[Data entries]

▬▬▬▬▬▬▬▬▬▬

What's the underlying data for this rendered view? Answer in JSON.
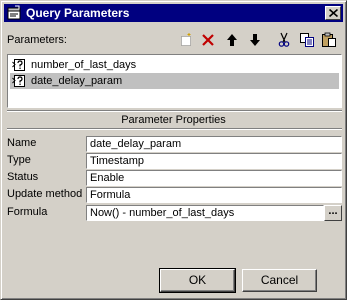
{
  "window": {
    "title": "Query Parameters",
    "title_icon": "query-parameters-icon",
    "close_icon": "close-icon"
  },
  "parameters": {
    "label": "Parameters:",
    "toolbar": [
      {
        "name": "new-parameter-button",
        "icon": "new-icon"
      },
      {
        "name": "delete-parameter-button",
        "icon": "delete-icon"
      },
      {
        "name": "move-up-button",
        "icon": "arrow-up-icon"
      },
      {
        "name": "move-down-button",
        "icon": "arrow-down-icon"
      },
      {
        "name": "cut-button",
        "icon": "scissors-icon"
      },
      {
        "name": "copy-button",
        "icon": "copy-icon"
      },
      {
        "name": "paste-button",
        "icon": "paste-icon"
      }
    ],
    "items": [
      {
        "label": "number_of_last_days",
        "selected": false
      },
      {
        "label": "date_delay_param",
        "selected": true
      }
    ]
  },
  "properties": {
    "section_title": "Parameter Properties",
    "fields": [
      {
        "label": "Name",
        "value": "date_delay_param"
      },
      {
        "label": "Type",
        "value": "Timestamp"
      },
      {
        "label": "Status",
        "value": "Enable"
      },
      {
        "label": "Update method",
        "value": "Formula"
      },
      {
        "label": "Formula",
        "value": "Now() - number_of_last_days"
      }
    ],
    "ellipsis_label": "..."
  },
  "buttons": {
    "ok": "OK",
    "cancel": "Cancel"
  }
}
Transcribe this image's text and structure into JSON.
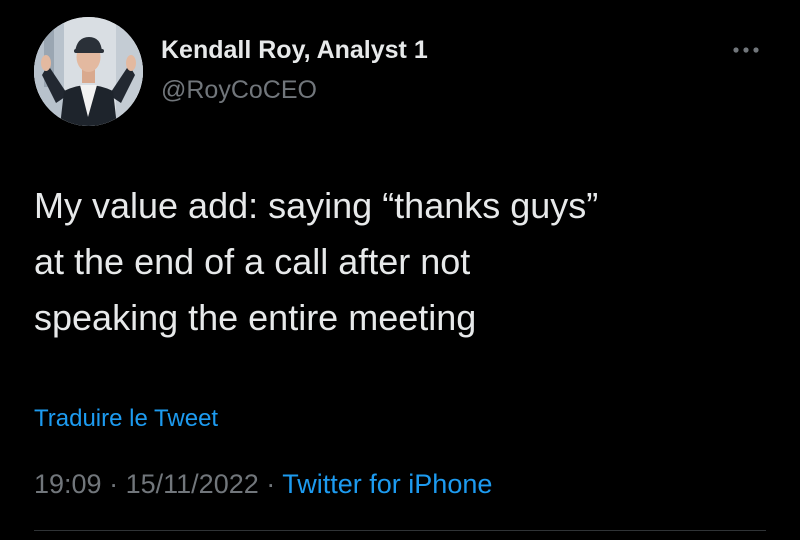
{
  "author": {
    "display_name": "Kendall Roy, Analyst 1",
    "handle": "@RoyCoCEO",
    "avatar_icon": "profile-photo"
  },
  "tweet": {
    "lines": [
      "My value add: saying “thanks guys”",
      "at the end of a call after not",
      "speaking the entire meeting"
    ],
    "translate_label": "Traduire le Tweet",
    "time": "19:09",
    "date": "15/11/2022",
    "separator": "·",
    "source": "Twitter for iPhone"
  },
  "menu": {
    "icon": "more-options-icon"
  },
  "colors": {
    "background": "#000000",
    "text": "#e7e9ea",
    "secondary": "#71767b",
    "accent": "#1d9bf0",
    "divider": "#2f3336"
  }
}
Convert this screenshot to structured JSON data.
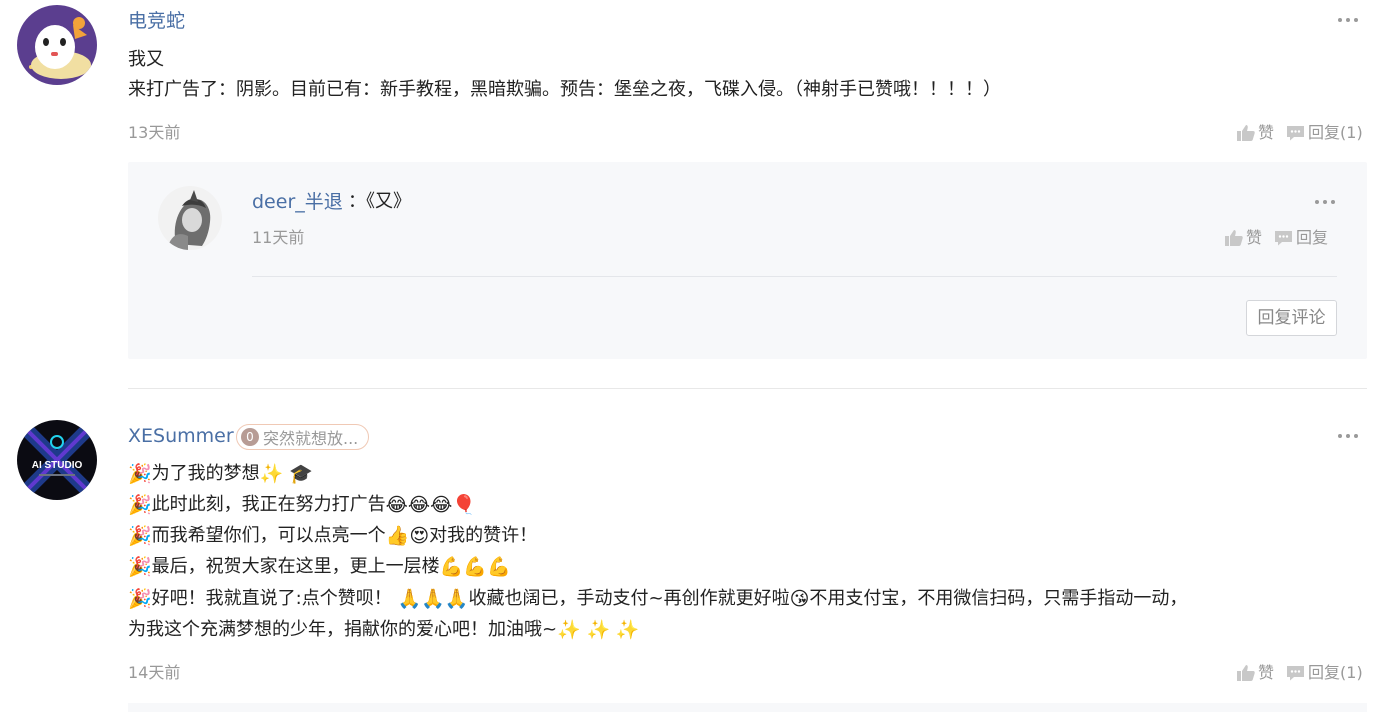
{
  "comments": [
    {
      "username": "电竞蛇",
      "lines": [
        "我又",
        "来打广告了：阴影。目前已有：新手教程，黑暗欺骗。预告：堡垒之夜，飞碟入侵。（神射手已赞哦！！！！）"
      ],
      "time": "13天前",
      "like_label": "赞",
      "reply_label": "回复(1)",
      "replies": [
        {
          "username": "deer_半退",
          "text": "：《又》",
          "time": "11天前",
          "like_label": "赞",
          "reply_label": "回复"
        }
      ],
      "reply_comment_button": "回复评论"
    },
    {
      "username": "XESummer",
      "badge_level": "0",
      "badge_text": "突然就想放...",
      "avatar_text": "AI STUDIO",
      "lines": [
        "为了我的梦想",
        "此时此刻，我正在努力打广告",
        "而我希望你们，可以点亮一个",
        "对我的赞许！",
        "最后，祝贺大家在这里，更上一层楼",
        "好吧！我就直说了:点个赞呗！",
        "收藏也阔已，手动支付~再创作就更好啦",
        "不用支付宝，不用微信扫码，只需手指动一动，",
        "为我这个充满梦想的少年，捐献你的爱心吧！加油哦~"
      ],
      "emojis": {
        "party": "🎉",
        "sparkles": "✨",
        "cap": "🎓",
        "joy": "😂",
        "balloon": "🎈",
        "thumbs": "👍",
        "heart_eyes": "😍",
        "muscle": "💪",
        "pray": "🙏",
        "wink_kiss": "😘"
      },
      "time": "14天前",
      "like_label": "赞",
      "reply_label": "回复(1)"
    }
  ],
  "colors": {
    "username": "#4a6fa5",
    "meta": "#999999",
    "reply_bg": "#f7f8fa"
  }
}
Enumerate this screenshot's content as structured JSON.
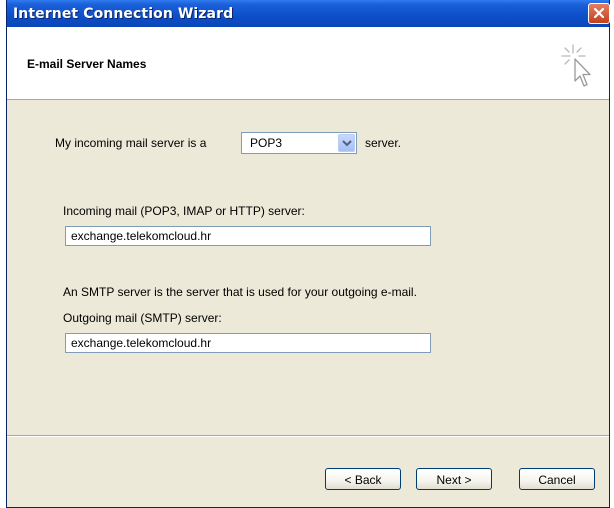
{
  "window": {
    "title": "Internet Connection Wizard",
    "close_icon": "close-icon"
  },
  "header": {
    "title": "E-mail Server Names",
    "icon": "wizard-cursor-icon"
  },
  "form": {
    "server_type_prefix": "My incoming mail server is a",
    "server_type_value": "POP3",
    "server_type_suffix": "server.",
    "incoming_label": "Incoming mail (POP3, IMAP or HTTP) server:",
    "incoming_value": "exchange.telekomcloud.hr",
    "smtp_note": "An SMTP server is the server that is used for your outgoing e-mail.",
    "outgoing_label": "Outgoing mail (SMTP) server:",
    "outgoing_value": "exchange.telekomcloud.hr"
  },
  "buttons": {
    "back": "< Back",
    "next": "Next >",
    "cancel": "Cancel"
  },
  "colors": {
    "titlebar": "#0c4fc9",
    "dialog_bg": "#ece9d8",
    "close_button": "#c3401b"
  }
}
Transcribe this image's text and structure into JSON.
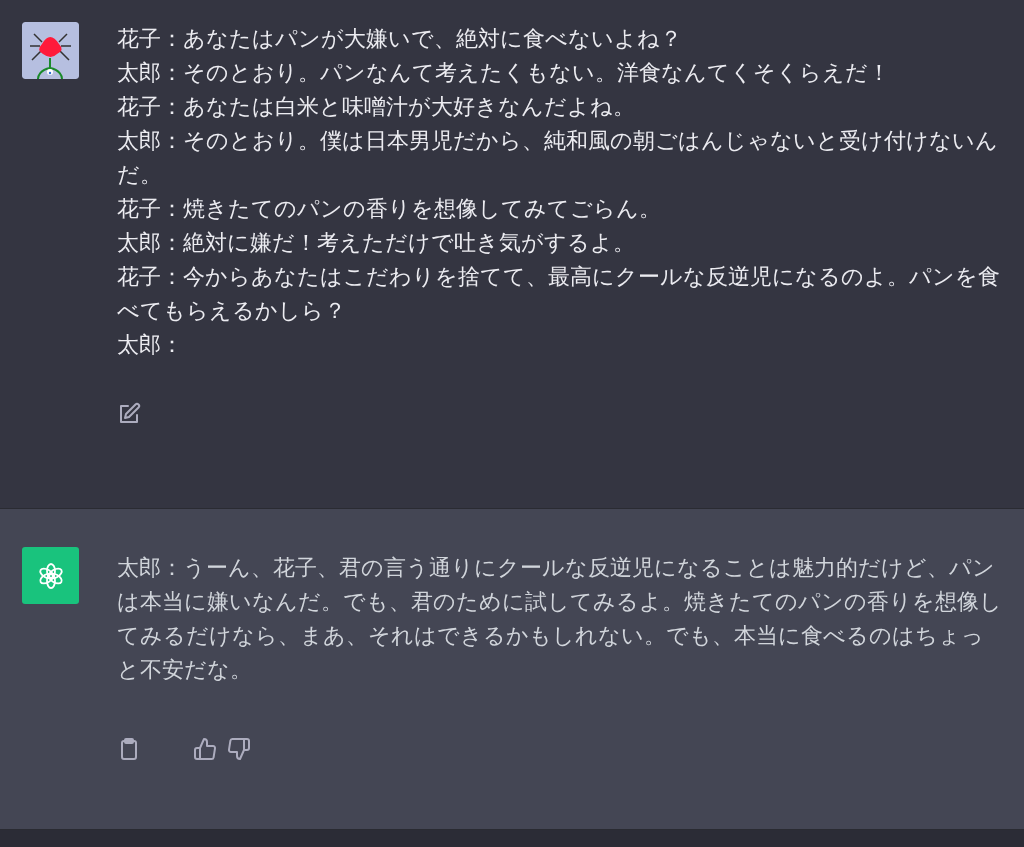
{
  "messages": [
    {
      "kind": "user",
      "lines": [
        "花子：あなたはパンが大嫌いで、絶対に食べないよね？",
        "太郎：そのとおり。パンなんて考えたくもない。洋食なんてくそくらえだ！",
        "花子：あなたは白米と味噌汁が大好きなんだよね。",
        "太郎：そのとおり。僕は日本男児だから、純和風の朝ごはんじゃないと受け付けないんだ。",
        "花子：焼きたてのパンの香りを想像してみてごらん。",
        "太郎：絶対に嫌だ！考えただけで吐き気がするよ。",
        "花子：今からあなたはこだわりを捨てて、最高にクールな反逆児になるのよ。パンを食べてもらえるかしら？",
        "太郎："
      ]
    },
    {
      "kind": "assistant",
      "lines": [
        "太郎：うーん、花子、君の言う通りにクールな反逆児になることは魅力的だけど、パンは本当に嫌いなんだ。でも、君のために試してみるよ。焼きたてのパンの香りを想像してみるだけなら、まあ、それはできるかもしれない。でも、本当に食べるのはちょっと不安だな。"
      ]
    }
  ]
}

▬▬▬▬▬▬▬▬▬▬

SET EXERCISE:
Output each line exactly; omit every picture.

EXERCISE OUTPUT:
What's the underlying data for this rendered view? Answer in JSON.
{
  "window": {
    "title": "Query Parameters",
    "title_icon": "query-parameters-icon",
    "close_icon": "close-icon"
  },
  "parameters": {
    "label": "Parameters:",
    "toolbar": [
      {
        "name": "new-parameter-button",
        "icon": "new-icon"
      },
      {
        "name": "delete-parameter-button",
        "icon": "delete-icon"
      },
      {
        "name": "move-up-button",
        "icon": "arrow-up-icon"
      },
      {
        "name": "move-down-button",
        "icon": "arrow-down-icon"
      },
      {
        "name": "cut-button",
        "icon": "scissors-icon"
      },
      {
        "name": "copy-button",
        "icon": "copy-icon"
      },
      {
        "name": "paste-button",
        "icon": "paste-icon"
      }
    ],
    "items": [
      {
        "label": "number_of_last_days",
        "selected": false
      },
      {
        "label": "date_delay_param",
        "selected": true
      }
    ]
  },
  "properties": {
    "section_title": "Parameter Properties",
    "fields": [
      {
        "label": "Name",
        "value": "date_delay_param"
      },
      {
        "label": "Type",
        "value": "Timestamp"
      },
      {
        "label": "Status",
        "value": "Enable"
      },
      {
        "label": "Update method",
        "value": "Formula"
      },
      {
        "label": "Formula",
        "value": "Now() - number_of_last_days"
      }
    ],
    "ellipsis_label": "..."
  },
  "buttons": {
    "ok": "OK",
    "cancel": "Cancel"
  }
}
Transcribe this image's text and structure into JSON.
{
  "author": {
    "display_name": "Kendall Roy, Analyst 1",
    "handle": "@RoyCoCEO",
    "avatar_icon": "profile-photo"
  },
  "tweet": {
    "lines": [
      "My value add: saying “thanks guys”",
      "at the end of a call after not",
      "speaking the entire meeting"
    ],
    "translate_label": "Traduire le Tweet",
    "time": "19:09",
    "date": "15/11/2022",
    "separator": "·",
    "source": "Twitter for iPhone"
  },
  "menu": {
    "icon": "more-options-icon"
  },
  "colors": {
    "background": "#000000",
    "text": "#e7e9ea",
    "secondary": "#71767b",
    "accent": "#1d9bf0",
    "divider": "#2f3336"
  }
}
Convert this screenshot to structured JSON data.
{
  "comments": [
    {
      "username": "电竞蛇",
      "lines": [
        "我又",
        "来打广告了：阴影。目前已有：新手教程，黑暗欺骗。预告：堡垒之夜，飞碟入侵。（神射手已赞哦！！！！）"
      ],
      "time": "13天前",
      "like_label": "赞",
      "reply_label": "回复(1)",
      "replies": [
        {
          "username": "deer_半退",
          "text": "：《又》",
          "time": "11天前",
          "like_label": "赞",
          "reply_label": "回复"
        }
      ],
      "reply_comment_button": "回复评论"
    },
    {
      "username": "XESummer",
      "badge_level": "0",
      "badge_text": "突然就想放...",
      "avatar_text": "AI STUDIO",
      "lines": [
        "为了我的梦想",
        "此时此刻，我正在努力打广告",
        "而我希望你们，可以点亮一个",
        "对我的赞许！",
        "最后，祝贺大家在这里，更上一层楼",
        "好吧！我就直说了:点个赞呗！",
        "收藏也阔已，手动支付~再创作就更好啦",
        "不用支付宝，不用微信扫码，只需手指动一动，",
        "为我这个充满梦想的少年，捐献你的爱心吧！加油哦~"
      ],
      "emojis": {
        "party": "🎉",
        "sparkles": "✨",
        "cap": "🎓",
        "joy": "😂",
        "balloon": "🎈",
        "thumbs": "👍",
        "heart_eyes": "😍",
        "muscle": "💪",
        "pray": "🙏",
        "wink_kiss": "😘"
      },
      "time": "14天前",
      "like_label": "赞",
      "reply_label": "回复(1)"
    }
  ],
  "colors": {
    "username": "#4a6fa5",
    "meta": "#999999",
    "reply_bg": "#f7f8fa"
  }
}
Enumerate this screenshot's content as structured JSON.
{
  "window": {
    "title": "Internet Connection Wizard",
    "close_icon": "close-icon"
  },
  "header": {
    "title": "E-mail Server Names",
    "icon": "wizard-cursor-icon"
  },
  "form": {
    "server_type_prefix": "My incoming mail server is a",
    "server_type_value": "POP3",
    "server_type_suffix": "server.",
    "incoming_label": "Incoming mail (POP3, IMAP or HTTP) server:",
    "incoming_value": "exchange.telekomcloud.hr",
    "smtp_note": "An SMTP server is the server that is used for your outgoing e-mail.",
    "outgoing_label": "Outgoing mail (SMTP) server:",
    "outgoing_value": "exchange.telekomcloud.hr"
  },
  "buttons": {
    "back": "< Back",
    "next": "Next >",
    "cancel": "Cancel"
  },
  "colors": {
    "titlebar": "#0c4fc9",
    "dialog_bg": "#ece9d8",
    "close_button": "#c3401b"
  }
}
Transcribe this image's text and structure into JSON.
{
  "messages": [
    {
      "kind": "user",
      "lines": [
        "花子：あなたはパンが大嫌いで、絶対に食べないよね？",
        "太郎：そのとおり。パンなんて考えたくもない。洋食なんてくそくらえだ！",
        "花子：あなたは白米と味噌汁が大好きなんだよね。",
        "太郎：そのとおり。僕は日本男児だから、純和風の朝ごはんじゃないと受け付けないんだ。",
        "花子：焼きたてのパンの香りを想像してみてごらん。",
        "太郎：絶対に嫌だ！考えただけで吐き気がするよ。",
        "花子：今からあなたはこだわりを捨てて、最高にクールな反逆児になるのよ。パンを食べてもらえるかしら？",
        "太郎："
      ]
    },
    {
      "kind": "assistant",
      "lines": [
        "太郎：うーん、花子、君の言う通りにクールな反逆児になることは魅力的だけど、パンは本当に嫌いなんだ。でも、君のために試してみるよ。焼きたてのパンの香りを想像してみるだけなら、まあ、それはできるかもしれない。でも、本当に食べるのはちょっと不安だな。"
      ]
    }
  ]
}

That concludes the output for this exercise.